Stored records
- - - - -

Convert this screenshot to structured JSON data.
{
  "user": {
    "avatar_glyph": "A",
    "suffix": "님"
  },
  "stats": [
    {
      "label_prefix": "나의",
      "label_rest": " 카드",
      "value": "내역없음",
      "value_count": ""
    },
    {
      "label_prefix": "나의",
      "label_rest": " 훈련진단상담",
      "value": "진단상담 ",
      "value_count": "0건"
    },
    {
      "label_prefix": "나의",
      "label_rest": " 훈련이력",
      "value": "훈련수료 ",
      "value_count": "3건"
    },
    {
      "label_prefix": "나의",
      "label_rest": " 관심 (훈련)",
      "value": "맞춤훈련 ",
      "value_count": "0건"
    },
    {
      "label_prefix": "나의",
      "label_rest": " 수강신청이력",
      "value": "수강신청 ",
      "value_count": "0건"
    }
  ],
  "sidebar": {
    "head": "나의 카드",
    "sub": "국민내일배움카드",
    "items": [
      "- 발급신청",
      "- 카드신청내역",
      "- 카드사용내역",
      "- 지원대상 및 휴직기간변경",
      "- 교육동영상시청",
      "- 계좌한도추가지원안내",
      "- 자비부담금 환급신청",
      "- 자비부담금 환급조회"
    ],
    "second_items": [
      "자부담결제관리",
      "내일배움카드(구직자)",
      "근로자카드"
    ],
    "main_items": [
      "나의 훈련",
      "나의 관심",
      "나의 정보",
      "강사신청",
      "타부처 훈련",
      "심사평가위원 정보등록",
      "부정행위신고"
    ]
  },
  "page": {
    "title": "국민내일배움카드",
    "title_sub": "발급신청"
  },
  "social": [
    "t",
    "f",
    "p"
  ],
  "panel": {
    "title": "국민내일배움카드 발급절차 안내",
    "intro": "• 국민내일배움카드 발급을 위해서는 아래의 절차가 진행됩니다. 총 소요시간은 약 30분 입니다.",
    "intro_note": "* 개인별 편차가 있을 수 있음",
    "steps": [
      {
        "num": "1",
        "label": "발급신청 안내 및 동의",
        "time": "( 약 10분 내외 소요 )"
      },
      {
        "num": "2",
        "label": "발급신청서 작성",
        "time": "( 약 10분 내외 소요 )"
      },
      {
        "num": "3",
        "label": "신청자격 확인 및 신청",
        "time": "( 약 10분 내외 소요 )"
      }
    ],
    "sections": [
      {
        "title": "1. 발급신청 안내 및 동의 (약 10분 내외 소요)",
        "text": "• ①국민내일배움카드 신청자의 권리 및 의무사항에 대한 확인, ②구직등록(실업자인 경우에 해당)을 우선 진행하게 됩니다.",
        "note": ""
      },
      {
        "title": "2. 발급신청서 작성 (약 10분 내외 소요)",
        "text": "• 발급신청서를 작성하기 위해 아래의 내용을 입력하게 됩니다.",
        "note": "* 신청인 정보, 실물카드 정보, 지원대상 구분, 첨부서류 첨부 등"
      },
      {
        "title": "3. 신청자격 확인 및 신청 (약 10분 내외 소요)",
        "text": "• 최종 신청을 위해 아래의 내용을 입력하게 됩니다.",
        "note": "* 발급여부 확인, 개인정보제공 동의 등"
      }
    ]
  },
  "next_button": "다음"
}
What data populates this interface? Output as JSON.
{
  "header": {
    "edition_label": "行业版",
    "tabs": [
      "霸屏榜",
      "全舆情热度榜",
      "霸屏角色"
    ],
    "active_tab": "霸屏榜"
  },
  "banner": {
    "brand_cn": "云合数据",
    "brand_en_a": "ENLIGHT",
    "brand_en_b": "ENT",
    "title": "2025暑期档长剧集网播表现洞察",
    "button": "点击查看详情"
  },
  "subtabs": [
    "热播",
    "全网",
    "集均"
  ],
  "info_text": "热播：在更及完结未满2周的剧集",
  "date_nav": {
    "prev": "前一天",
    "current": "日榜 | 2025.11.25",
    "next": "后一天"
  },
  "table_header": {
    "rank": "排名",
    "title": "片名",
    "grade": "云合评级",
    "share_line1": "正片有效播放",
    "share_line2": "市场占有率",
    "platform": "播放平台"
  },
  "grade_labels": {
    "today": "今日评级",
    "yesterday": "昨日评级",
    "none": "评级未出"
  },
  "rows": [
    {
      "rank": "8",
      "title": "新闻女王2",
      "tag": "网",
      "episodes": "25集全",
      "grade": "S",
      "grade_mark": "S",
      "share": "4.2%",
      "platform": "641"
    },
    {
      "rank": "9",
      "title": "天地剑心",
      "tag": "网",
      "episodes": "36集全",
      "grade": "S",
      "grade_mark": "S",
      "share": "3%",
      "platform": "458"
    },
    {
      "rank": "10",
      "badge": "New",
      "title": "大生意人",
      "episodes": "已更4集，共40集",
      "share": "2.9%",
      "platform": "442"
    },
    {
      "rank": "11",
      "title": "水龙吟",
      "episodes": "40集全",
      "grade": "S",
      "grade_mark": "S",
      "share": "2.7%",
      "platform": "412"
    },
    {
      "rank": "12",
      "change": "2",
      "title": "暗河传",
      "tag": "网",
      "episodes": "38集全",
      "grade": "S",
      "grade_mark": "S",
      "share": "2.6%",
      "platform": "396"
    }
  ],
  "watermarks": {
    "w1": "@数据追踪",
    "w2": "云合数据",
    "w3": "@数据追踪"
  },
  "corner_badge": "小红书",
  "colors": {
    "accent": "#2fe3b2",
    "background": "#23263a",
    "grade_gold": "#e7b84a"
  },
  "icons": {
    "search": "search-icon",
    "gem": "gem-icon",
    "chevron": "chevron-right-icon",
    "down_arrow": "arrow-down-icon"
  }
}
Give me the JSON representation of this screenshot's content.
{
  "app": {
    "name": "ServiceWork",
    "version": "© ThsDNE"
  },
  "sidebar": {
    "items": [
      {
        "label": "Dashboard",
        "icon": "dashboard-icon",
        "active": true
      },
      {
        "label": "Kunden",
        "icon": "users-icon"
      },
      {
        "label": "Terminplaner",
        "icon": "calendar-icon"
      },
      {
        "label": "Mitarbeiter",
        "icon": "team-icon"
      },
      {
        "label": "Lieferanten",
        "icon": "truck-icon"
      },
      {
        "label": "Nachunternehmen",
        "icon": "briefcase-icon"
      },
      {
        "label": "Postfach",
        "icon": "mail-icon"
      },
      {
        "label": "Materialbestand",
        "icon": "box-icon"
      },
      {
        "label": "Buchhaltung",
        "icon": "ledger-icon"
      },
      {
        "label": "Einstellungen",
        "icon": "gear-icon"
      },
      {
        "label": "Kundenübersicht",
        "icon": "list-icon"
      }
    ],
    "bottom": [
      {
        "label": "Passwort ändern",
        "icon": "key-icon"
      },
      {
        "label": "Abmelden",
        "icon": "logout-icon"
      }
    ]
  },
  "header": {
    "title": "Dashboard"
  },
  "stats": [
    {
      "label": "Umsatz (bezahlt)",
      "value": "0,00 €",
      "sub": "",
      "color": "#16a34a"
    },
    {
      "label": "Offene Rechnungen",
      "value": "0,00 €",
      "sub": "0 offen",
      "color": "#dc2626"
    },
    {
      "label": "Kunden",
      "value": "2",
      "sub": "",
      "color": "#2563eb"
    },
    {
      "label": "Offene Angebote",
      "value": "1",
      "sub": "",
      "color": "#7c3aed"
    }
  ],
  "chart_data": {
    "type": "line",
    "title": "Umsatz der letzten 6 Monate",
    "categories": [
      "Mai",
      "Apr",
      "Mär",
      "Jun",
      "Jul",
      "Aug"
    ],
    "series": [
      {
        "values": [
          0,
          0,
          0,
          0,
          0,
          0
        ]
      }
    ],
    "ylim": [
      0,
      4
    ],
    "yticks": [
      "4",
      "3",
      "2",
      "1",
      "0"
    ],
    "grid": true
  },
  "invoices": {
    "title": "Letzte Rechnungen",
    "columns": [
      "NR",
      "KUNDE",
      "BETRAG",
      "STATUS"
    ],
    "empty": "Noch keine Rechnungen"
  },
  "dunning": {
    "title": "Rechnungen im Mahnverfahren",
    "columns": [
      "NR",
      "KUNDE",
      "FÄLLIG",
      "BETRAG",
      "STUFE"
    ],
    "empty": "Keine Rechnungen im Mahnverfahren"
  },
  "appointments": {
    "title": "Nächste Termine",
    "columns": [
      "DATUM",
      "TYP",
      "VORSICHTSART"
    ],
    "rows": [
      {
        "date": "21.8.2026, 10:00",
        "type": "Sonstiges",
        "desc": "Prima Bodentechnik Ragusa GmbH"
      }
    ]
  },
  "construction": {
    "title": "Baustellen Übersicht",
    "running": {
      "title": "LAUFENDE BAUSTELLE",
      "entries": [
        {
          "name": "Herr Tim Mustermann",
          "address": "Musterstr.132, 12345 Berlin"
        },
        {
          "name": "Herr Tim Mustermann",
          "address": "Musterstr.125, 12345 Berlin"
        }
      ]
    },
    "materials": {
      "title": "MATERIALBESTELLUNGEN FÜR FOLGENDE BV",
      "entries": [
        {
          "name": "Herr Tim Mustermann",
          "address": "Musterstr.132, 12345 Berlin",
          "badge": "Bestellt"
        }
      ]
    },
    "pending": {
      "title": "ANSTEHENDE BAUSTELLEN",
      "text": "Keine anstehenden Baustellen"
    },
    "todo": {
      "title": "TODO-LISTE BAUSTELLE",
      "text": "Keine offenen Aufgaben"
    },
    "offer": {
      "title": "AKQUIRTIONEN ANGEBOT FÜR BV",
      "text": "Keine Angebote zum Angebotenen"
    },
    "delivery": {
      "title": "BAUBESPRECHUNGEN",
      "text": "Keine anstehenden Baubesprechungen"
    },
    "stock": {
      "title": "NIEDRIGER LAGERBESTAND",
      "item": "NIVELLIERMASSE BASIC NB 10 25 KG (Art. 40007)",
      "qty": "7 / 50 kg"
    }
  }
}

- - - - -

→ **Short problem**:
From the entries above, select each line containing the string "신청자격".

→ **Output for this exercise**:
        "label": "신청자격 확인 및 신청",
        "title": "3. 신청자격 확인 및 신청 (약 10분 내외 소요)",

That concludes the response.